— start —
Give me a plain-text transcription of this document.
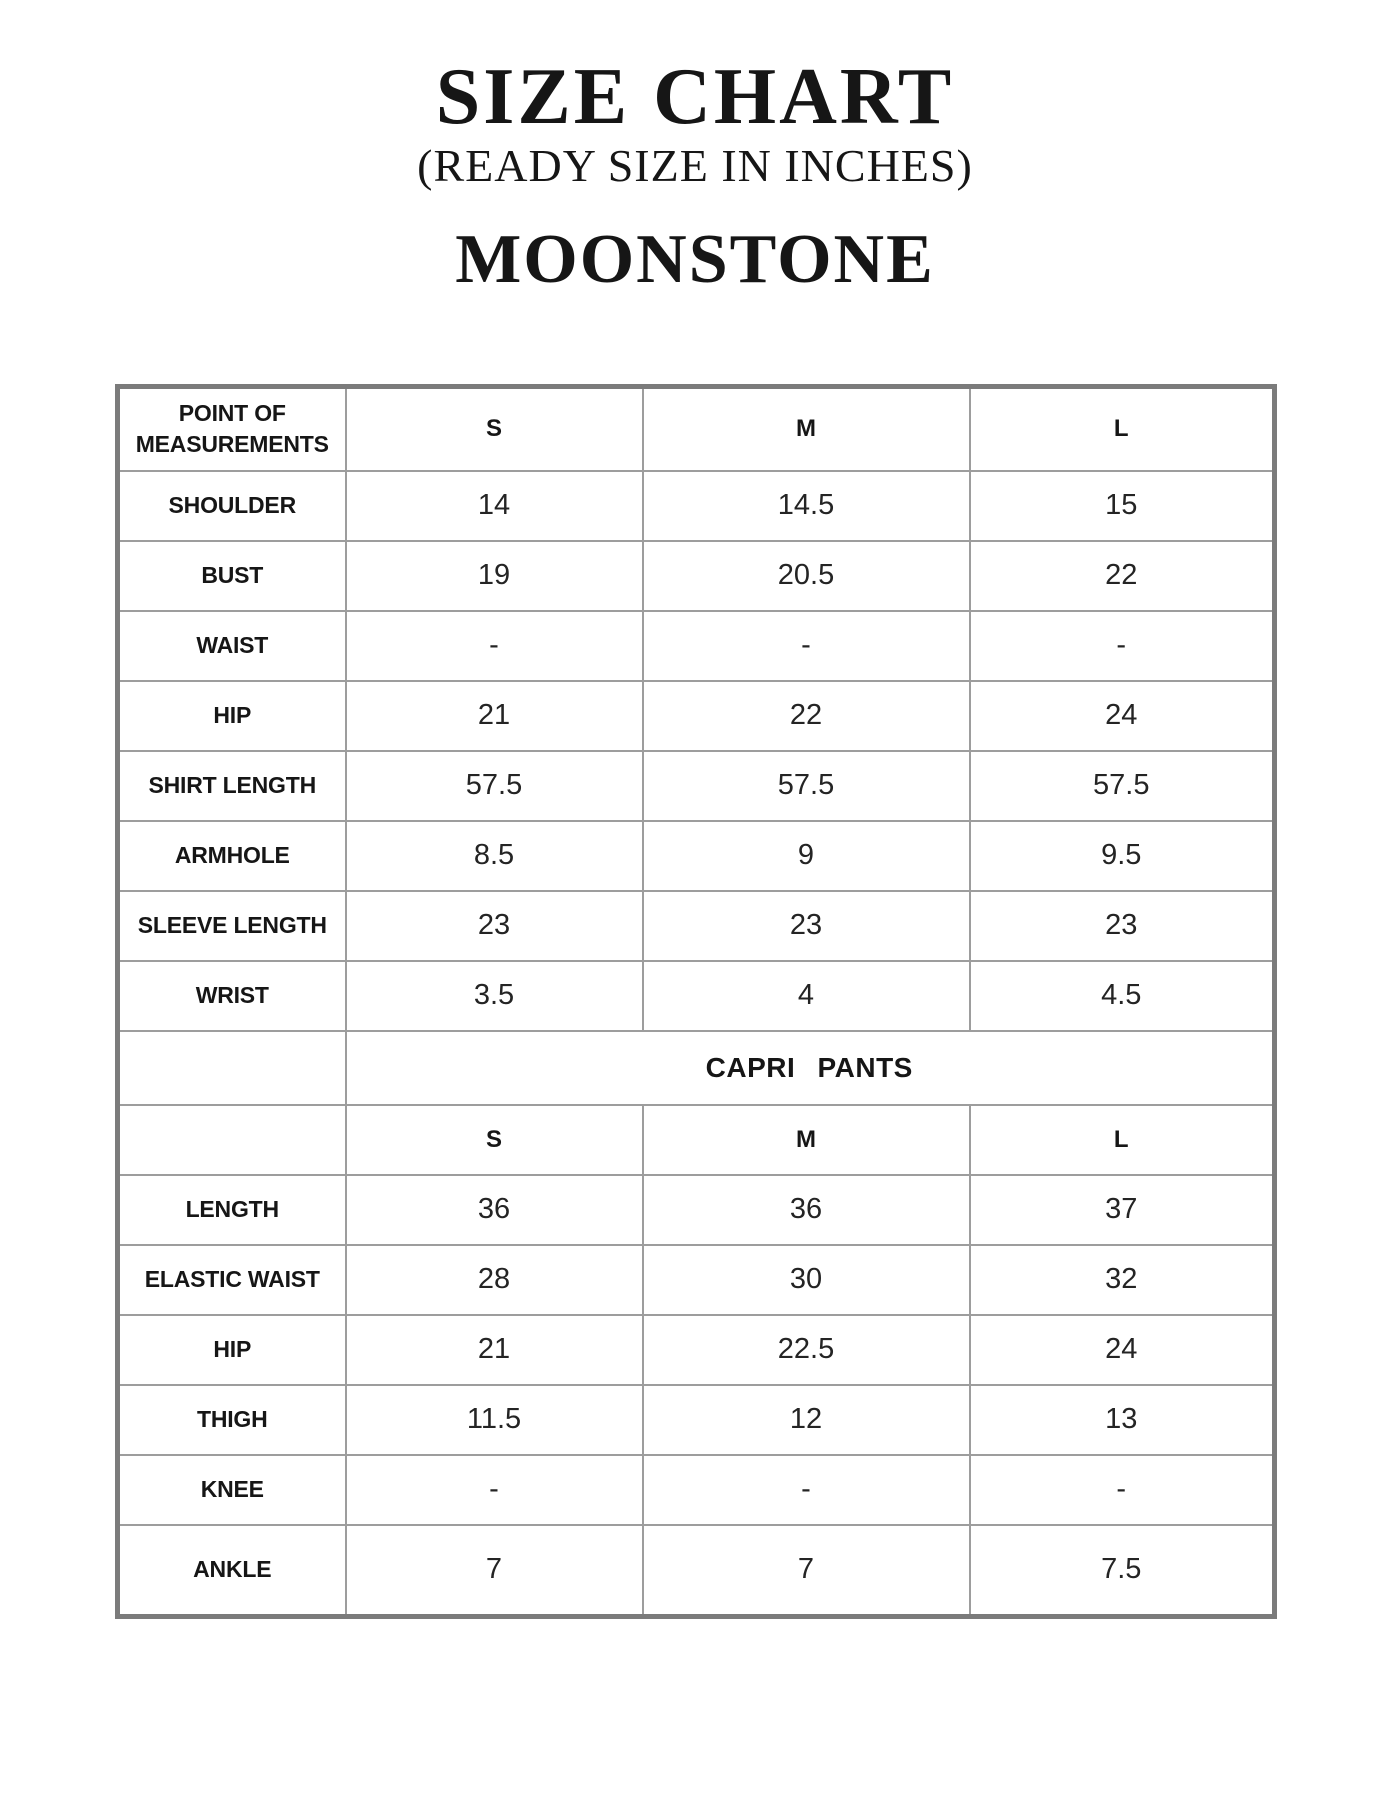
SIZE CHART
(READY SIZE IN INCHES)
MOONSTONE
POINT OF MEASUREMENTS	S	M	L
SHOULDER	14	14.5	15
BUST	19	20.5	22
WAIST	-	-	-
HIP	21	22	24
SHIRT LENGTH	57.5	57.5	57.5
ARMHOLE	8.5	9	9.5
SLEEVE LENGTH	23	23	23
WRIST	3.5	4	4.5
	CAPRI PANTS		
	S	M	L
LENGTH	36	36	37
ELASTIC WAIST	28	30	32
HIP	21	22.5	24
THIGH	11.5	12	13
KNEE	-	-	-
ANKLE	7	7	7.5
— end —
*Your objective*
Copy all lines from the material that hold "LENGTH".

*The reply*
SHIRT LENGTH	57.5	57.5	57.5
SLEEVE LENGTH	23	23	23
LENGTH	36	36	37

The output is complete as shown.